#### Written problem:
Copy out the records precisely, omitting pictures.
* start Working data *
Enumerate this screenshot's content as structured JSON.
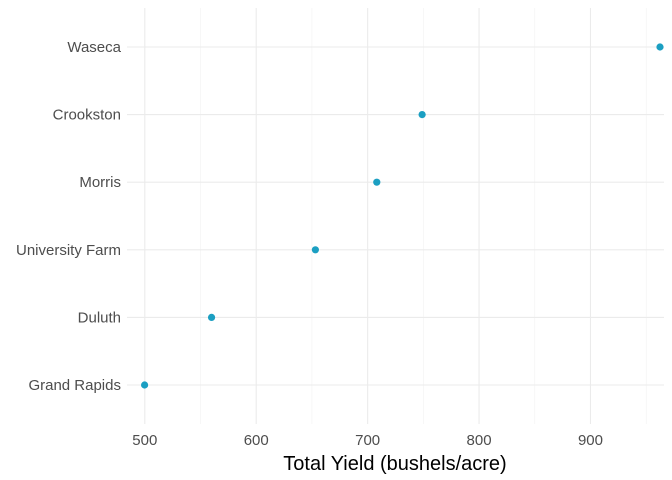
{
  "chart_data": {
    "type": "scatter",
    "title": "",
    "xlabel": "Total Yield (bushels/acre)",
    "ylabel": "",
    "categories": [
      "Grand Rapids",
      "Duluth",
      "University Farm",
      "Morris",
      "Crookston",
      "Waseca"
    ],
    "values": [
      499.8,
      559.9,
      653.1,
      708.2,
      748.9,
      962.4
    ],
    "xlim": [
      484,
      966
    ],
    "xticks": [
      500,
      600,
      700,
      800,
      900
    ],
    "grid": true,
    "legend": "none",
    "colors": {
      "point": "#1b9fc2",
      "grid": "#ebebeb",
      "tick_text": "#4d4d4d",
      "title_text": "#000000"
    }
  }
}
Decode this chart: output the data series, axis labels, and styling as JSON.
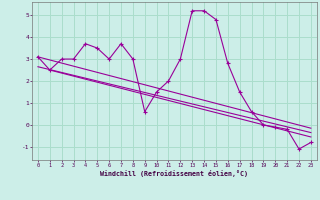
{
  "xlabel": "Windchill (Refroidissement éolien,°C)",
  "bg_color": "#cceee8",
  "grid_color": "#aaddcc",
  "line_color": "#990099",
  "x_ticks": [
    0,
    1,
    2,
    3,
    4,
    5,
    6,
    7,
    8,
    9,
    10,
    11,
    12,
    13,
    14,
    15,
    16,
    17,
    18,
    19,
    20,
    21,
    22,
    23
  ],
  "y_ticks": [
    -1,
    0,
    1,
    2,
    3,
    4,
    5
  ],
  "ylim": [
    -1.6,
    5.6
  ],
  "xlim": [
    -0.5,
    23.5
  ],
  "main_series_x": [
    0,
    1,
    2,
    3,
    4,
    5,
    6,
    7,
    8,
    9,
    10,
    11,
    12,
    13,
    14,
    15,
    16,
    17,
    18,
    19,
    20,
    21,
    22,
    23
  ],
  "main_series_y": [
    3.1,
    2.5,
    3.0,
    3.0,
    3.7,
    3.5,
    3.0,
    3.7,
    3.0,
    0.6,
    1.5,
    2.0,
    3.0,
    5.2,
    5.2,
    4.8,
    2.8,
    1.5,
    0.6,
    0.0,
    -0.1,
    -0.2,
    -1.1,
    -0.8
  ],
  "trend1_x": [
    0,
    23
  ],
  "trend1_y": [
    3.1,
    -0.15
  ],
  "trend2_x": [
    0,
    23
  ],
  "trend2_y": [
    2.65,
    -0.35
  ],
  "trend3_x": [
    1,
    23
  ],
  "trend3_y": [
    2.5,
    -0.55
  ]
}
* end Working data *
#### Expected output:
Enumerate this screenshot's content as structured JSON.
{
  "chart_data": {
    "type": "scatter",
    "title": "",
    "xlabel": "Total Yield (bushels/acre)",
    "ylabel": "",
    "categories": [
      "Grand Rapids",
      "Duluth",
      "University Farm",
      "Morris",
      "Crookston",
      "Waseca"
    ],
    "values": [
      499.8,
      559.9,
      653.1,
      708.2,
      748.9,
      962.4
    ],
    "xlim": [
      484,
      966
    ],
    "xticks": [
      500,
      600,
      700,
      800,
      900
    ],
    "grid": true,
    "legend": "none",
    "colors": {
      "point": "#1b9fc2",
      "grid": "#ebebeb",
      "tick_text": "#4d4d4d",
      "title_text": "#000000"
    }
  }
}
Decode this chart: output the data series, axis labels, and styling as JSON.
{
  "xlabel": "Windchill (Refroidissement éolien,°C)",
  "bg_color": "#cceee8",
  "grid_color": "#aaddcc",
  "line_color": "#990099",
  "x_ticks": [
    0,
    1,
    2,
    3,
    4,
    5,
    6,
    7,
    8,
    9,
    10,
    11,
    12,
    13,
    14,
    15,
    16,
    17,
    18,
    19,
    20,
    21,
    22,
    23
  ],
  "y_ticks": [
    -1,
    0,
    1,
    2,
    3,
    4,
    5
  ],
  "ylim": [
    -1.6,
    5.6
  ],
  "xlim": [
    -0.5,
    23.5
  ],
  "main_series_x": [
    0,
    1,
    2,
    3,
    4,
    5,
    6,
    7,
    8,
    9,
    10,
    11,
    12,
    13,
    14,
    15,
    16,
    17,
    18,
    19,
    20,
    21,
    22,
    23
  ],
  "main_series_y": [
    3.1,
    2.5,
    3.0,
    3.0,
    3.7,
    3.5,
    3.0,
    3.7,
    3.0,
    0.6,
    1.5,
    2.0,
    3.0,
    5.2,
    5.2,
    4.8,
    2.8,
    1.5,
    0.6,
    0.0,
    -0.1,
    -0.2,
    -1.1,
    -0.8
  ],
  "trend1_x": [
    0,
    23
  ],
  "trend1_y": [
    3.1,
    -0.15
  ],
  "trend2_x": [
    0,
    23
  ],
  "trend2_y": [
    2.65,
    -0.35
  ],
  "trend3_x": [
    1,
    23
  ],
  "trend3_y": [
    2.5,
    -0.55
  ]
}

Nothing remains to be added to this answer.